GIVEN TASK:
From the entries below, extract every line that includes the word "会计流程再造后".

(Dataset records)
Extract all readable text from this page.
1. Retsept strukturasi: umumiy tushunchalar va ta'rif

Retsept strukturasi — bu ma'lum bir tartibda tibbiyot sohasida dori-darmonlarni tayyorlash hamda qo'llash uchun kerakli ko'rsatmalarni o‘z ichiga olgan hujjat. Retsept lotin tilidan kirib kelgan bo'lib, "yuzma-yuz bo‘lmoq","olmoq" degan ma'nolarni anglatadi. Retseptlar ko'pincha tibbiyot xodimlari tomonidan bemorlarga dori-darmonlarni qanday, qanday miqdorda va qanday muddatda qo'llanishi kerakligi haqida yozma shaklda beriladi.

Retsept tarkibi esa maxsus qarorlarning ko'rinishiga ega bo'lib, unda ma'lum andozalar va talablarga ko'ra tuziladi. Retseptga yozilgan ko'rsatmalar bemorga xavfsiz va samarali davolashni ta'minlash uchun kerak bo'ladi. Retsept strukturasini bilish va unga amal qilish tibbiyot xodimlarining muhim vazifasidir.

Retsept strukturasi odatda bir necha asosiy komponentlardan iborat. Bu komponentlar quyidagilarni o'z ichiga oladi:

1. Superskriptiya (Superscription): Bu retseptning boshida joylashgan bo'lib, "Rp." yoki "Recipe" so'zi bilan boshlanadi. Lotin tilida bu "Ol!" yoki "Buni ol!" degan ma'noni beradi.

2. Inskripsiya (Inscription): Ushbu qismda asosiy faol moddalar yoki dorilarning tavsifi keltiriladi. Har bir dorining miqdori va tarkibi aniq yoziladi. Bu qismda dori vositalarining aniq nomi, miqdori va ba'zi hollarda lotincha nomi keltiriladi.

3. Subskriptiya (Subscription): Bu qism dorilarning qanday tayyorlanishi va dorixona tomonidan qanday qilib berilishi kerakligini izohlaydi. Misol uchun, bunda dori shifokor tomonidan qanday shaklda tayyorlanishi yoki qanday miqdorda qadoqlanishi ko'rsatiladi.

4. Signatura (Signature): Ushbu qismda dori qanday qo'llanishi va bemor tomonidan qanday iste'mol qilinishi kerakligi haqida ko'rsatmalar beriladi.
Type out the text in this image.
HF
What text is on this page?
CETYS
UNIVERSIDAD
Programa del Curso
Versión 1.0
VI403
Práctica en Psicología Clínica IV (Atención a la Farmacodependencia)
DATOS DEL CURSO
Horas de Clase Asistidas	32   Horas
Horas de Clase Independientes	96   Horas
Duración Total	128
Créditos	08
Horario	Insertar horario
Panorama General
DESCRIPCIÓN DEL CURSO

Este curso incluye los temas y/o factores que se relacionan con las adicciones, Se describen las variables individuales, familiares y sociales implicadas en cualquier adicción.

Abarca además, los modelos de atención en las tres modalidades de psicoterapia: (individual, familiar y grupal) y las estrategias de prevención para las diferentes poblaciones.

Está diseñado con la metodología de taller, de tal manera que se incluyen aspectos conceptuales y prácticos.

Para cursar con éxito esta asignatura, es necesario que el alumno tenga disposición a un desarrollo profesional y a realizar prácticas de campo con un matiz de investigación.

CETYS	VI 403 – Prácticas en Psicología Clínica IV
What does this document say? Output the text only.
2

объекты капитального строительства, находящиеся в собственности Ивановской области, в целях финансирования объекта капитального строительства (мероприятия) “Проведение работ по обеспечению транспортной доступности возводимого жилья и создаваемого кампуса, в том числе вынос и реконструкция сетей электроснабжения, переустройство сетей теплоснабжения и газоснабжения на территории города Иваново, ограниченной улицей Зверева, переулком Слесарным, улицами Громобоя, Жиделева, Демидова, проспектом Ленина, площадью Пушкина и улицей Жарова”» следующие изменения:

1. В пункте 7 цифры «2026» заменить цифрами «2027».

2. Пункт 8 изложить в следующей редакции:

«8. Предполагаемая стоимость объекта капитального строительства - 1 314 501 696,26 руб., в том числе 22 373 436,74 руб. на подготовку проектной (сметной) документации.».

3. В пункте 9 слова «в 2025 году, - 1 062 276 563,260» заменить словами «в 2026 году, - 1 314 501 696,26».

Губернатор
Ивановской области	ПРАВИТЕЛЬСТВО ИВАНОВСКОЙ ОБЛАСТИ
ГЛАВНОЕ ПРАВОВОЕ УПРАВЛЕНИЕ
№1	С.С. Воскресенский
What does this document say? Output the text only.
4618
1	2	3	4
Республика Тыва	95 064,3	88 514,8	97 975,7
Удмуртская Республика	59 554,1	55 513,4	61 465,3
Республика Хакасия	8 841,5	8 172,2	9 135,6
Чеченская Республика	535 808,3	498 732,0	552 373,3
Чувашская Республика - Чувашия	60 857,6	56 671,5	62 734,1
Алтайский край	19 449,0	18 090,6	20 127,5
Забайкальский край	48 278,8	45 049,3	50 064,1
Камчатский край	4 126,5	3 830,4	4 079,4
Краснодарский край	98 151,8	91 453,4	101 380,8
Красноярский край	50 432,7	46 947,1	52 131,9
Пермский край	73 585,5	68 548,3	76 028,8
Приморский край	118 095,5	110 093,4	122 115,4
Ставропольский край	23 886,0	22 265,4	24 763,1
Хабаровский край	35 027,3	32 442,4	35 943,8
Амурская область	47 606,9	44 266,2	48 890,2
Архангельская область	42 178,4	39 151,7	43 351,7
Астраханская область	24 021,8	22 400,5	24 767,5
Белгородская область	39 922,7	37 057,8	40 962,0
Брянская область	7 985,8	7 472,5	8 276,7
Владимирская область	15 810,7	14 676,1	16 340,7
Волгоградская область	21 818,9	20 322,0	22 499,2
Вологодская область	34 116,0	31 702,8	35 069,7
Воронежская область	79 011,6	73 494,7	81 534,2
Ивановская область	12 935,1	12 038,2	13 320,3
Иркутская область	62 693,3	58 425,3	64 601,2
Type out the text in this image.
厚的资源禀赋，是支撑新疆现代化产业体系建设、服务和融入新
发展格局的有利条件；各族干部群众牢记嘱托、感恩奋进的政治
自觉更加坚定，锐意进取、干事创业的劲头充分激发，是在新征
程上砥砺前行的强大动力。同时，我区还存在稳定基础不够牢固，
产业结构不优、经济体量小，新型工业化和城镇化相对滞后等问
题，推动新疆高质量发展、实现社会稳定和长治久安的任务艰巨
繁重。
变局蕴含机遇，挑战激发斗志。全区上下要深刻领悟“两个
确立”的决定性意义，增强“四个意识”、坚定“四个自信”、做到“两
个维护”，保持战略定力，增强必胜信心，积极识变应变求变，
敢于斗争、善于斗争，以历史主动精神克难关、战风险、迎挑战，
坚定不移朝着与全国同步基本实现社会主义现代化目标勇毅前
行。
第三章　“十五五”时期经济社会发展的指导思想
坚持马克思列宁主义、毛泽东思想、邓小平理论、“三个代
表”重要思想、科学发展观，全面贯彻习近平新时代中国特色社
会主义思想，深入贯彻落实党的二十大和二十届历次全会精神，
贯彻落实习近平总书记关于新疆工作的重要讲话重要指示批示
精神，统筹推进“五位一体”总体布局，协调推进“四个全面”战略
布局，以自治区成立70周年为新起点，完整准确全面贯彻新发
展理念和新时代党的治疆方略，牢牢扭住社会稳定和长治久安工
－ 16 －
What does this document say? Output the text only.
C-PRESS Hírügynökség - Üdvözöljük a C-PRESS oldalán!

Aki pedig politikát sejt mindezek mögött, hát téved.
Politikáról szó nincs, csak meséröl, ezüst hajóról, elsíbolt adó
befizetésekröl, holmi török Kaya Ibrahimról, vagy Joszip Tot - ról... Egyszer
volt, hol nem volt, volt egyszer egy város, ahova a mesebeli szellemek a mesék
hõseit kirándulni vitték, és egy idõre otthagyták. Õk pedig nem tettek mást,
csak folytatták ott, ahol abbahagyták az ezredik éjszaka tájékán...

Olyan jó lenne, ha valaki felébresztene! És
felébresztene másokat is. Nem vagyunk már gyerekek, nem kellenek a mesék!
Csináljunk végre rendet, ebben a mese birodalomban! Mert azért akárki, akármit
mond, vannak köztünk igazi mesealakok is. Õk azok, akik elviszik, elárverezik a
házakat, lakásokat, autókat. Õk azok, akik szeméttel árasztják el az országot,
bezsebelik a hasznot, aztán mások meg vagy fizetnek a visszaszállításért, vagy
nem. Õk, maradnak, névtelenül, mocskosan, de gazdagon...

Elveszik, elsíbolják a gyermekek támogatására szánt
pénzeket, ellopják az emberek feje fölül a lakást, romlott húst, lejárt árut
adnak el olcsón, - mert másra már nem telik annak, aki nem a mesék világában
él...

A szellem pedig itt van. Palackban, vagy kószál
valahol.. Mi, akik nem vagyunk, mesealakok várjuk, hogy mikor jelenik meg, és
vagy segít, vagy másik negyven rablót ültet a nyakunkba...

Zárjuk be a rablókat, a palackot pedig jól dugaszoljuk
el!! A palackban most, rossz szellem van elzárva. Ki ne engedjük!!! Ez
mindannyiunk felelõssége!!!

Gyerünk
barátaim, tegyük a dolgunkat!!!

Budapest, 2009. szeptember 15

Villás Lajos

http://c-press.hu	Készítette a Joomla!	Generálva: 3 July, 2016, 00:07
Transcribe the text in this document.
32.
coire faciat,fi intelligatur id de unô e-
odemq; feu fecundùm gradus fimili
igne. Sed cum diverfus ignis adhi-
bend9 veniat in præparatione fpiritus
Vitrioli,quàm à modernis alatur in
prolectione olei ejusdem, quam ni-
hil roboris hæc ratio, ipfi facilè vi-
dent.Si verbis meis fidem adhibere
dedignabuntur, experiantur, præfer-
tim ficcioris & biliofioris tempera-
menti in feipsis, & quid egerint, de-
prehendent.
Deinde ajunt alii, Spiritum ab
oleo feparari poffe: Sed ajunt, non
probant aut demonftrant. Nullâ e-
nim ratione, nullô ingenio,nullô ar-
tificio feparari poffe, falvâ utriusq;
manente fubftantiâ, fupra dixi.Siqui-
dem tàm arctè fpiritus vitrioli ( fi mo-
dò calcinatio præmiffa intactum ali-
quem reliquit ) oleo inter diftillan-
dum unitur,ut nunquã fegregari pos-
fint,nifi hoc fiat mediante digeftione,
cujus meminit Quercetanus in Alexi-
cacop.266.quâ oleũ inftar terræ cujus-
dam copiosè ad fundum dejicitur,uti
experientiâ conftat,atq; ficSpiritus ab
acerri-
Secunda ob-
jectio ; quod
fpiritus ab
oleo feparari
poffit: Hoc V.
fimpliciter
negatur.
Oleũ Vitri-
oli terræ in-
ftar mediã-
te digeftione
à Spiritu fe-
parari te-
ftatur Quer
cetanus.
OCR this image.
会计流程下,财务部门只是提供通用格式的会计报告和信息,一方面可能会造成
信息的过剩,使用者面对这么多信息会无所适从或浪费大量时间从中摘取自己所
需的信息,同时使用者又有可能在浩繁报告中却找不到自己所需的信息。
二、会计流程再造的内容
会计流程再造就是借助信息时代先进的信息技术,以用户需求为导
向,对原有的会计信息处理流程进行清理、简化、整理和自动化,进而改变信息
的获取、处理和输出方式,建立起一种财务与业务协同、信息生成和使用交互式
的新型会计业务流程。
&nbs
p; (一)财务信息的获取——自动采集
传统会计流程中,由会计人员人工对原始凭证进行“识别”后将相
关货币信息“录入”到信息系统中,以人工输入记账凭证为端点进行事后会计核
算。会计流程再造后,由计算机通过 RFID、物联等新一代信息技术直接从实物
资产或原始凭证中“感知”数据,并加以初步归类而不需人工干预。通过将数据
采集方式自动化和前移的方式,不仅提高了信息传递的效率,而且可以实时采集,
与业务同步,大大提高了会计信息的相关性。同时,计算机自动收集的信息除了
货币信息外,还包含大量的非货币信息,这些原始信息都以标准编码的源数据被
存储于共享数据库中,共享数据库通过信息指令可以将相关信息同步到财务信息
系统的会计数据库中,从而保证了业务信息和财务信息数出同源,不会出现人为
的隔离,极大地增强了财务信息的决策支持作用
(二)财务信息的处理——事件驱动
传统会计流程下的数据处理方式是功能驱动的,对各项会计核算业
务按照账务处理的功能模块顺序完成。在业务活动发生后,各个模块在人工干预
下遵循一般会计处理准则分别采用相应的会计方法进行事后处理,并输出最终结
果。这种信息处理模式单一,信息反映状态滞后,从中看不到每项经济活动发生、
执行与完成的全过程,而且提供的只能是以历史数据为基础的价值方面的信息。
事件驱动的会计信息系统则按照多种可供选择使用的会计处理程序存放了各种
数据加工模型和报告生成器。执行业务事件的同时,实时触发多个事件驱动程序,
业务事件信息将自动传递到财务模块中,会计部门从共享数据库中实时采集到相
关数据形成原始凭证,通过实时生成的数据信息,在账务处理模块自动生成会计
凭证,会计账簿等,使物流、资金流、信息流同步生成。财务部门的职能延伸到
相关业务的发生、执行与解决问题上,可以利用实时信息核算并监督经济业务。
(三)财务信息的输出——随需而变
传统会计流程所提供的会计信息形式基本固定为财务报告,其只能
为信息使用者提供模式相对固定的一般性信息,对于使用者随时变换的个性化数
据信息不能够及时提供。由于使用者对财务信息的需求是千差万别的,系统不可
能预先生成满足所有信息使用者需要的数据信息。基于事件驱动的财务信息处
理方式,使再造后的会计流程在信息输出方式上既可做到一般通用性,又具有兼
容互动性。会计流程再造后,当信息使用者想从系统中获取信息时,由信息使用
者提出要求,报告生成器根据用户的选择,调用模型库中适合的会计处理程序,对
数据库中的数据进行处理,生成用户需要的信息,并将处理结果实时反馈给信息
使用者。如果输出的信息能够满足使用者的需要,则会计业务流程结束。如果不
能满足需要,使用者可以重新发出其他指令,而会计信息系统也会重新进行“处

EXERCISE ANSWER:
算。会计流程再造后,由计算机通过 RFID、物联等新一代信息技术直接从实物
容互动性。会计流程再造后,当信息使用者想从系统中获取信息时,由信息使用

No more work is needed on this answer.